• [Data for this exercise]:
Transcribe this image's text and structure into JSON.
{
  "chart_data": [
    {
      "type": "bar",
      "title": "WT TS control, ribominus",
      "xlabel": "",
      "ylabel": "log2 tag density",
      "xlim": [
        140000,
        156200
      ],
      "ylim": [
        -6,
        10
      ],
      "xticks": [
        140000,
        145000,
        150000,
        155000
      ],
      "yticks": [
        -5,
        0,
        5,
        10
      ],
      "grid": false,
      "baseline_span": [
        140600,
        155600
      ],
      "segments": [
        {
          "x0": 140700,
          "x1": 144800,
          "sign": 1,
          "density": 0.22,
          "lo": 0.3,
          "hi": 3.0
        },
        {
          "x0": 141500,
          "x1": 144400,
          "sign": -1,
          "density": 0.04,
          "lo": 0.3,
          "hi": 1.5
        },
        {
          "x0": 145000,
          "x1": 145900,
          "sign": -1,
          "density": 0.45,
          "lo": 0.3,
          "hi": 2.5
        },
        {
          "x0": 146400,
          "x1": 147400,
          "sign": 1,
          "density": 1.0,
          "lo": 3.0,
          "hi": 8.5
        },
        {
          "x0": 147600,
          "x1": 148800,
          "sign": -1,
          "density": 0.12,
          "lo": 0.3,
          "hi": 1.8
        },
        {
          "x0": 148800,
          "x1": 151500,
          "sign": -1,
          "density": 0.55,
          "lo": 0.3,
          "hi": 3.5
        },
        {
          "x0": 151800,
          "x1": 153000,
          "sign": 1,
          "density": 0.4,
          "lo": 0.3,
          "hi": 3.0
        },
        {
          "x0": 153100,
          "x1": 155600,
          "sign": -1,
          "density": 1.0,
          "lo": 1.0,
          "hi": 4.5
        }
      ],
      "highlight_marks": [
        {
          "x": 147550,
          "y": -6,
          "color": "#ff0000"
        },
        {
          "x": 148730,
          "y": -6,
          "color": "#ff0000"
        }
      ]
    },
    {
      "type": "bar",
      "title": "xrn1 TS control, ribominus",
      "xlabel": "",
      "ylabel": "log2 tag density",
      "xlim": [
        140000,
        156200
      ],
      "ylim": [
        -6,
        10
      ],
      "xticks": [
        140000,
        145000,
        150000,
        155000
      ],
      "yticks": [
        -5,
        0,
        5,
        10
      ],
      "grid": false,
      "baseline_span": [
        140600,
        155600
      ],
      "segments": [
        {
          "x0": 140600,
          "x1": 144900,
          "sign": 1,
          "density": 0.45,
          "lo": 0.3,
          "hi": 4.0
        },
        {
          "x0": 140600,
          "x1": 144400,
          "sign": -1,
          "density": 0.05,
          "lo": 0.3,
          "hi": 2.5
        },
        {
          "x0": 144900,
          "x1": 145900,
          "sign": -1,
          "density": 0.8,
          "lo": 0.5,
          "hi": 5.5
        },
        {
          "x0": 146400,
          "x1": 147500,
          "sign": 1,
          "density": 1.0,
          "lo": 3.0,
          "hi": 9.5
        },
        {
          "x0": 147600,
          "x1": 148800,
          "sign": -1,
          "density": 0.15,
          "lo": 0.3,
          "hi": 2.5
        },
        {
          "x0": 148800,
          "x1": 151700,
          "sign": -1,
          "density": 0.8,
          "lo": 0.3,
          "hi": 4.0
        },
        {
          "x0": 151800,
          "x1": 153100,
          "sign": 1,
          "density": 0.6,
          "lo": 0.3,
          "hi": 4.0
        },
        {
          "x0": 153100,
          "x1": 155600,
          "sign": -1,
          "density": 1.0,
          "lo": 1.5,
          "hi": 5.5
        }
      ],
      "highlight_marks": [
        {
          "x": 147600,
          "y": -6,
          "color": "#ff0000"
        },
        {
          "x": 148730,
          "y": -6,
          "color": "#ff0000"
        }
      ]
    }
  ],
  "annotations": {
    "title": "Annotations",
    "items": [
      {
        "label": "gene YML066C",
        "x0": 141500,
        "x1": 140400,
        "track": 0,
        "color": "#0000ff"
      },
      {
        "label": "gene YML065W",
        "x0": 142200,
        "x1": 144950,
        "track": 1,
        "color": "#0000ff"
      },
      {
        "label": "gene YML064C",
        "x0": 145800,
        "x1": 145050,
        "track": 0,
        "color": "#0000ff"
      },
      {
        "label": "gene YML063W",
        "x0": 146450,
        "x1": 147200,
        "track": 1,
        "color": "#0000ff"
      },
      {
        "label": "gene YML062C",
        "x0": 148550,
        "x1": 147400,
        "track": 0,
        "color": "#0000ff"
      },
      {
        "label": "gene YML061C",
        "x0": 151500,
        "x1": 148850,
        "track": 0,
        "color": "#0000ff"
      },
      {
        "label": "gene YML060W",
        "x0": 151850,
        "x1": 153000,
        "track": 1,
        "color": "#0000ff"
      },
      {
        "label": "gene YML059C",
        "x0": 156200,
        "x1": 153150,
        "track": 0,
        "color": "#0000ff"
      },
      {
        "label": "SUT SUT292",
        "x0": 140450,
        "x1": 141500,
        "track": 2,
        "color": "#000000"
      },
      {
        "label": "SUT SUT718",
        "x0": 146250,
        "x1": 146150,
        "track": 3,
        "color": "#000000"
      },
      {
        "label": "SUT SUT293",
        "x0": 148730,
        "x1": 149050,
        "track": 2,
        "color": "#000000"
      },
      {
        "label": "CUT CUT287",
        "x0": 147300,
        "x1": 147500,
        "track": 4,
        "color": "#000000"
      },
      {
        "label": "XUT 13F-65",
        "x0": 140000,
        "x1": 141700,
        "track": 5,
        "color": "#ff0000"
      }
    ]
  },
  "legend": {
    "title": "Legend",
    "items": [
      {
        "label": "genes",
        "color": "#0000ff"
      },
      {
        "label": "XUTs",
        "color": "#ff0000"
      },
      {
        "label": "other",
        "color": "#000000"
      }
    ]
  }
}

• [Assigned task]:
The full listing above is to be retyped exactly.

• [Exercise result]:
Transcribe this image's text and structure into JSON.
{
  "chart_data": [
    {
      "type": "bar",
      "title": "WT TS control, ribominus",
      "xlabel": "",
      "ylabel": "log2 tag density",
      "xlim": [
        140000,
        156200
      ],
      "ylim": [
        -6,
        10
      ],
      "xticks": [
        140000,
        145000,
        150000,
        155000
      ],
      "yticks": [
        -5,
        0,
        5,
        10
      ],
      "grid": false,
      "baseline_span": [
        140600,
        155600
      ],
      "segments": [
        {
          "x0": 140700,
          "x1": 144800,
          "sign": 1,
          "density": 0.22,
          "lo": 0.3,
          "hi": 3.0
        },
        {
          "x0": 141500,
          "x1": 144400,
          "sign": -1,
          "density": 0.04,
          "lo": 0.3,
          "hi": 1.5
        },
        {
          "x0": 145000,
          "x1": 145900,
          "sign": -1,
          "density": 0.45,
          "lo": 0.3,
          "hi": 2.5
        },
        {
          "x0": 146400,
          "x1": 147400,
          "sign": 1,
          "density": 1.0,
          "lo": 3.0,
          "hi": 8.5
        },
        {
          "x0": 147600,
          "x1": 148800,
          "sign": -1,
          "density": 0.12,
          "lo": 0.3,
          "hi": 1.8
        },
        {
          "x0": 148800,
          "x1": 151500,
          "sign": -1,
          "density": 0.55,
          "lo": 0.3,
          "hi": 3.5
        },
        {
          "x0": 151800,
          "x1": 153000,
          "sign": 1,
          "density": 0.4,
          "lo": 0.3,
          "hi": 3.0
        },
        {
          "x0": 153100,
          "x1": 155600,
          "sign": -1,
          "density": 1.0,
          "lo": 1.0,
          "hi": 4.5
        }
      ],
      "highlight_marks": [
        {
          "x": 147550,
          "y": -6,
          "color": "#ff0000"
        },
        {
          "x": 148730,
          "y": -6,
          "color": "#ff0000"
        }
      ]
    },
    {
      "type": "bar",
      "title": "xrn1 TS control, ribominus",
      "xlabel": "",
      "ylabel": "log2 tag density",
      "xlim": [
        140000,
        156200
      ],
      "ylim": [
        -6,
        10
      ],
      "xticks": [
        140000,
        145000,
        150000,
        155000
      ],
      "yticks": [
        -5,
        0,
        5,
        10
      ],
      "grid": false,
      "baseline_span": [
        140600,
        155600
      ],
      "segments": [
        {
          "x0": 140600,
          "x1": 144900,
          "sign": 1,
          "density": 0.45,
          "lo": 0.3,
          "hi": 4.0
        },
        {
          "x0": 140600,
          "x1": 144400,
          "sign": -1,
          "density": 0.05,
          "lo": 0.3,
          "hi": 2.5
        },
        {
          "x0": 144900,
          "x1": 145900,
          "sign": -1,
          "density": 0.8,
          "lo": 0.5,
          "hi": 5.5
        },
        {
          "x0": 146400,
          "x1": 147500,
          "sign": 1,
          "density": 1.0,
          "lo": 3.0,
          "hi": 9.5
        },
        {
          "x0": 147600,
          "x1": 148800,
          "sign": -1,
          "density": 0.15,
          "lo": 0.3,
          "hi": 2.5
        },
        {
          "x0": 148800,
          "x1": 151700,
          "sign": -1,
          "density": 0.8,
          "lo": 0.3,
          "hi": 4.0
        },
        {
          "x0": 151800,
          "x1": 153100,
          "sign": 1,
          "density": 0.6,
          "lo": 0.3,
          "hi": 4.0
        },
        {
          "x0": 153100,
          "x1": 155600,
          "sign": -1,
          "density": 1.0,
          "lo": 1.5,
          "hi": 5.5
        }
      ],
      "highlight_marks": [
        {
          "x": 147600,
          "y": -6,
          "color": "#ff0000"
        },
        {
          "x": 148730,
          "y": -6,
          "color": "#ff0000"
        }
      ]
    }
  ],
  "annotations": {
    "title": "Annotations",
    "items": [
      {
        "label": "gene YML066C",
        "x0": 141500,
        "x1": 140400,
        "track": 0,
        "color": "#0000ff"
      },
      {
        "label": "gene YML065W",
        "x0": 142200,
        "x1": 144950,
        "track": 1,
        "color": "#0000ff"
      },
      {
        "label": "gene YML064C",
        "x0": 145800,
        "x1": 145050,
        "track": 0,
        "color": "#0000ff"
      },
      {
        "label": "gene YML063W",
        "x0": 146450,
        "x1": 147200,
        "track": 1,
        "color": "#0000ff"
      },
      {
        "label": "gene YML062C",
        "x0": 148550,
        "x1": 147400,
        "track": 0,
        "color": "#0000ff"
      },
      {
        "label": "gene YML061C",
        "x0": 151500,
        "x1": 148850,
        "track": 0,
        "color": "#0000ff"
      },
      {
        "label": "gene YML060W",
        "x0": 151850,
        "x1": 153000,
        "track": 1,
        "color": "#0000ff"
      },
      {
        "label": "gene YML059C",
        "x0": 156200,
        "x1": 153150,
        "track": 0,
        "color": "#0000ff"
      },
      {
        "label": "SUT SUT292",
        "x0": 140450,
        "x1": 141500,
        "track": 2,
        "color": "#000000"
      },
      {
        "label": "SUT SUT718",
        "x0": 146250,
        "x1": 146150,
        "track": 3,
        "color": "#000000"
      },
      {
        "label": "SUT SUT293",
        "x0": 148730,
        "x1": 149050,
        "track": 2,
        "color": "#000000"
      },
      {
        "label": "CUT CUT287",
        "x0": 147300,
        "x1": 147500,
        "track": 4,
        "color": "#000000"
      },
      {
        "label": "XUT 13F-65",
        "x0": 140000,
        "x1": 141700,
        "track": 5,
        "color": "#ff0000"
      }
    ]
  },
  "legend": {
    "title": "Legend",
    "items": [
      {
        "label": "genes",
        "color": "#0000ff"
      },
      {
        "label": "XUTs",
        "color": "#ff0000"
      },
      {
        "label": "other",
        "color": "#000000"
      }
    ]
  }
}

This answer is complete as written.